#### Records shown

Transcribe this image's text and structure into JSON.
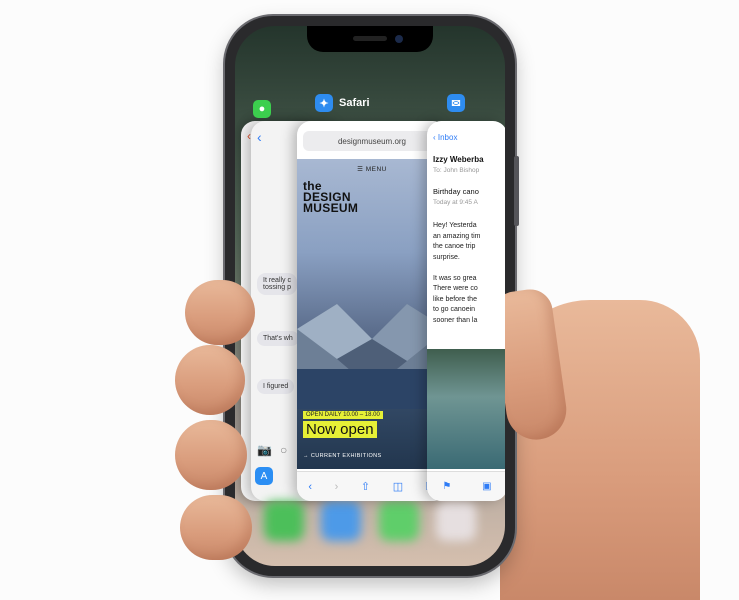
{
  "app_switcher": {
    "safari_label": "Safari",
    "messages": {
      "bubble_1": "It really c",
      "bubble_1b": "tossing p",
      "bubble_2": "That's wh",
      "bubble_3": "I figured"
    },
    "safari": {
      "url": "designmuseum.org",
      "menu_label": "☰  MENU",
      "logo": "the\nDESIGN\nMUSEUM",
      "open_daily": "OPEN DAILY 10.00 – 18.00",
      "now_open": "Now open",
      "exhibitions": "→ CURRENT EXHIBITIONS"
    },
    "mail": {
      "back_label": "‹ Inbox",
      "from": "Izzy Weberba",
      "to": "To: John Bishop",
      "subject": "Birthday cano",
      "date": "Today at 9:45 A",
      "body_lines": [
        "Hey! Yesterda",
        "an amazing tim",
        "the canoe trip",
        "surprise.",
        "",
        "It was so grea",
        "There were co",
        "like before the",
        "to go canoein",
        "sooner than la"
      ]
    }
  },
  "colors": {
    "accent_blue": "#2f7cf6",
    "museum_yellow": "#e6f036"
  }
}
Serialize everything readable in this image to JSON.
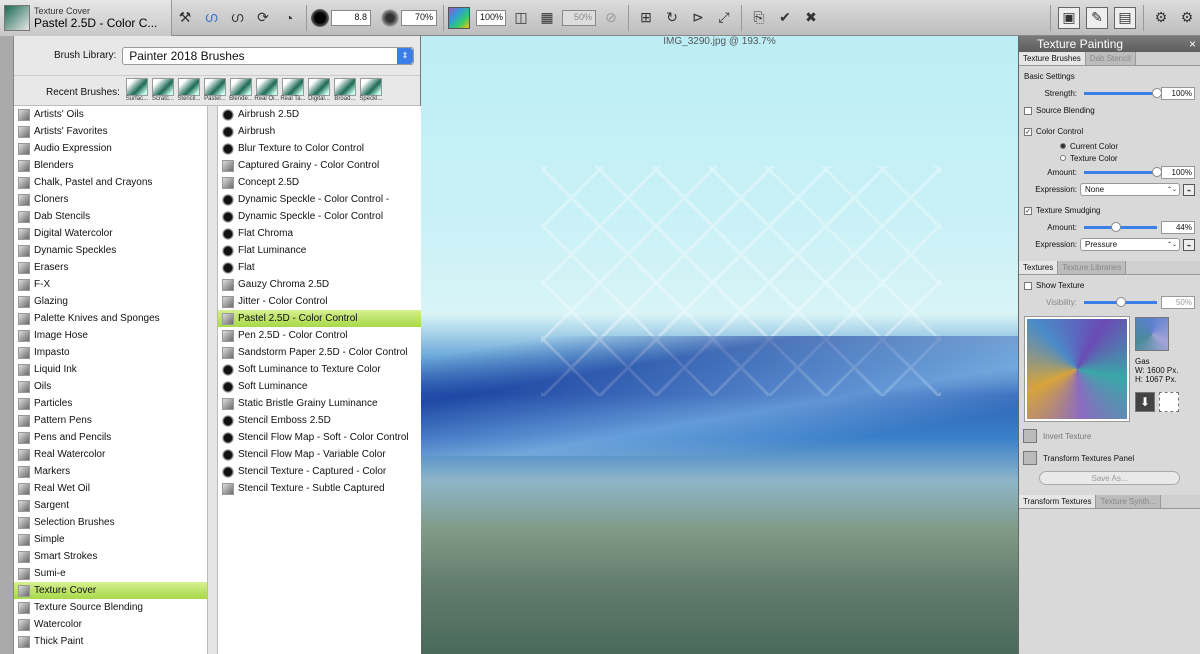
{
  "toolbar": {
    "brush_category": "Texture Cover",
    "brush_variant": "Pastel 2.5D - Color C...",
    "size": "8.8",
    "opacity": "70%",
    "grain": "100%",
    "grain2": "50%"
  },
  "library": {
    "label": "Brush Library:",
    "selected": "Painter 2018 Brushes",
    "recent_label": "Recent Brushes:",
    "recent": [
      "Surfac...",
      "Scratc...",
      "Stencil...",
      "Pastel...",
      "Blende...",
      "Real Oi...",
      "Real Ta...",
      "Digital...",
      "Broad...",
      "Speckl..."
    ]
  },
  "categories": [
    "Artists' Oils",
    "Artists' Favorites",
    "Audio Expression",
    "Blenders",
    "Chalk, Pastel and Crayons",
    "Cloners",
    "Dab Stencils",
    "Digital Watercolor",
    "Dynamic Speckles",
    "Erasers",
    "F-X",
    "Glazing",
    "Palette Knives and Sponges",
    "Image Hose",
    "Impasto",
    "Liquid Ink",
    "Oils",
    "Particles",
    "Pattern Pens",
    "Pens and Pencils",
    "Real Watercolor",
    "Markers",
    "Real Wet Oil",
    "Sargent",
    "Selection Brushes",
    "Simple",
    "Smart Strokes",
    "Sumi-e",
    "Texture Cover",
    "Texture Source Blending",
    "Watercolor",
    "Thick Paint"
  ],
  "selected_category": "Texture Cover",
  "variants": [
    "Airbrush 2.5D",
    "Airbrush",
    "Blur Texture to Color Control",
    "Captured Grainy - Color Control",
    "Concept 2.5D",
    "Dynamic Speckle - Color Control -",
    "Dynamic Speckle - Color Control",
    "Flat Chroma",
    "Flat Luminance",
    "Flat",
    "Gauzy Chroma 2.5D",
    "Jitter - Color Control",
    "Pastel 2.5D - Color Control",
    "Pen 2.5D - Color Control",
    "Sandstorm Paper 2.5D - Color Control",
    "Soft Luminance to Texture Color",
    "Soft Luminance",
    "Static Bristle Grainy Luminance",
    "Stencil Emboss 2.5D",
    "Stencil Flow Map - Soft - Color Control",
    "Stencil Flow Map - Variable Color",
    "Stencil Texture - Captured - Color",
    "Stencil Texture - Subtle Captured"
  ],
  "selected_variant": "Pastel 2.5D - Color Control",
  "canvas": {
    "title": "IMG_3290.jpg @ 193.7%"
  },
  "panel": {
    "title": "Texture Painting",
    "tab_brushes": "Texture Brushes",
    "tab_dab": "Dab Stencil",
    "basic": "Basic Settings",
    "strength_label": "Strength:",
    "strength": "100%",
    "strength_level": 1.0,
    "source_blending": "Source Blending",
    "color_control": "Color Control",
    "current_color": "Current Color",
    "texture_color": "Texture Color",
    "amount_label": "Amount:",
    "amount": "100%",
    "amount_level": 1.0,
    "expression_label": "Expression:",
    "expression": "None",
    "texture_smudging": "Texture Smudging",
    "amount2": "44%",
    "amount2_level": 0.44,
    "expression2": "Pressure",
    "tab_textures": "Textures",
    "tab_libraries": "Texture Libraries",
    "show_texture": "Show Texture",
    "visibility_label": "Visibility:",
    "visibility": "50%",
    "visibility_level": 0.5,
    "tex_name": "Gas",
    "tex_w": "W:  1600 Px.",
    "tex_h": "H:  1067 Px.",
    "invert": "Invert Texture",
    "transform_panel": "Transform Textures Panel",
    "save_as": "Save As...",
    "tab_transform": "Transform Textures",
    "tab_synth": "Texture Synth..."
  }
}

#### Instruction
Reproduce every entry word for word, but skip any pictures.

#### Reply to the exercise
Transcribe this image's text and structure into JSON.
{
  "app_switcher": {
    "safari_label": "Safari",
    "messages": {
      "bubble_1": "It really c",
      "bubble_1b": "tossing p",
      "bubble_2": "That's wh",
      "bubble_3": "I figured"
    },
    "safari": {
      "url": "designmuseum.org",
      "menu_label": "☰  MENU",
      "logo": "the\nDESIGN\nMUSEUM",
      "open_daily": "OPEN DAILY 10.00 – 18.00",
      "now_open": "Now open",
      "exhibitions": "→ CURRENT EXHIBITIONS"
    },
    "mail": {
      "back_label": "‹ Inbox",
      "from": "Izzy Weberba",
      "to": "To: John Bishop",
      "subject": "Birthday cano",
      "date": "Today at 9:45 A",
      "body_lines": [
        "Hey! Yesterda",
        "an amazing tim",
        "the canoe trip",
        "surprise.",
        "",
        "It was so grea",
        "There were co",
        "like before the",
        "to go canoein",
        "sooner than la"
      ]
    }
  },
  "colors": {
    "accent_blue": "#2f7cf6",
    "museum_yellow": "#e6f036"
  }
}
Serialize everything readable in this image to JSON.
{
  "toolbar": {
    "brush_category": "Texture Cover",
    "brush_variant": "Pastel 2.5D - Color C...",
    "size": "8.8",
    "opacity": "70%",
    "grain": "100%",
    "grain2": "50%"
  },
  "library": {
    "label": "Brush Library:",
    "selected": "Painter 2018 Brushes",
    "recent_label": "Recent Brushes:",
    "recent": [
      "Surfac...",
      "Scratc...",
      "Stencil...",
      "Pastel...",
      "Blende...",
      "Real Oi...",
      "Real Ta...",
      "Digital...",
      "Broad...",
      "Speckl..."
    ]
  },
  "categories": [
    "Artists' Oils",
    "Artists' Favorites",
    "Audio Expression",
    "Blenders",
    "Chalk, Pastel and Crayons",
    "Cloners",
    "Dab Stencils",
    "Digital Watercolor",
    "Dynamic Speckles",
    "Erasers",
    "F-X",
    "Glazing",
    "Palette Knives and Sponges",
    "Image Hose",
    "Impasto",
    "Liquid Ink",
    "Oils",
    "Particles",
    "Pattern Pens",
    "Pens and Pencils",
    "Real Watercolor",
    "Markers",
    "Real Wet Oil",
    "Sargent",
    "Selection Brushes",
    "Simple",
    "Smart Strokes",
    "Sumi-e",
    "Texture Cover",
    "Texture Source Blending",
    "Watercolor",
    "Thick Paint"
  ],
  "selected_category": "Texture Cover",
  "variants": [
    "Airbrush 2.5D",
    "Airbrush",
    "Blur Texture to Color Control",
    "Captured Grainy - Color Control",
    "Concept 2.5D",
    "Dynamic Speckle - Color Control -",
    "Dynamic Speckle - Color Control",
    "Flat Chroma",
    "Flat Luminance",
    "Flat",
    "Gauzy Chroma 2.5D",
    "Jitter - Color Control",
    "Pastel 2.5D - Color Control",
    "Pen 2.5D - Color Control",
    "Sandstorm Paper 2.5D - Color Control",
    "Soft Luminance to Texture Color",
    "Soft Luminance",
    "Static Bristle Grainy Luminance",
    "Stencil Emboss 2.5D",
    "Stencil Flow Map - Soft - Color Control",
    "Stencil Flow Map - Variable Color",
    "Stencil Texture - Captured - Color",
    "Stencil Texture - Subtle Captured"
  ],
  "selected_variant": "Pastel 2.5D - Color Control",
  "canvas": {
    "title": "IMG_3290.jpg @ 193.7%"
  },
  "panel": {
    "title": "Texture Painting",
    "tab_brushes": "Texture Brushes",
    "tab_dab": "Dab Stencil",
    "basic": "Basic Settings",
    "strength_label": "Strength:",
    "strength": "100%",
    "strength_level": 1.0,
    "source_blending": "Source Blending",
    "color_control": "Color Control",
    "current_color": "Current Color",
    "texture_color": "Texture Color",
    "amount_label": "Amount:",
    "amount": "100%",
    "amount_level": 1.0,
    "expression_label": "Expression:",
    "expression": "None",
    "texture_smudging": "Texture Smudging",
    "amount2": "44%",
    "amount2_level": 0.44,
    "expression2": "Pressure",
    "tab_textures": "Textures",
    "tab_libraries": "Texture Libraries",
    "show_texture": "Show Texture",
    "visibility_label": "Visibility:",
    "visibility": "50%",
    "visibility_level": 0.5,
    "tex_name": "Gas",
    "tex_w": "W:  1600 Px.",
    "tex_h": "H:  1067 Px.",
    "invert": "Invert Texture",
    "transform_panel": "Transform Textures Panel",
    "save_as": "Save As...",
    "tab_transform": "Transform Textures",
    "tab_synth": "Texture Synth..."
  }
}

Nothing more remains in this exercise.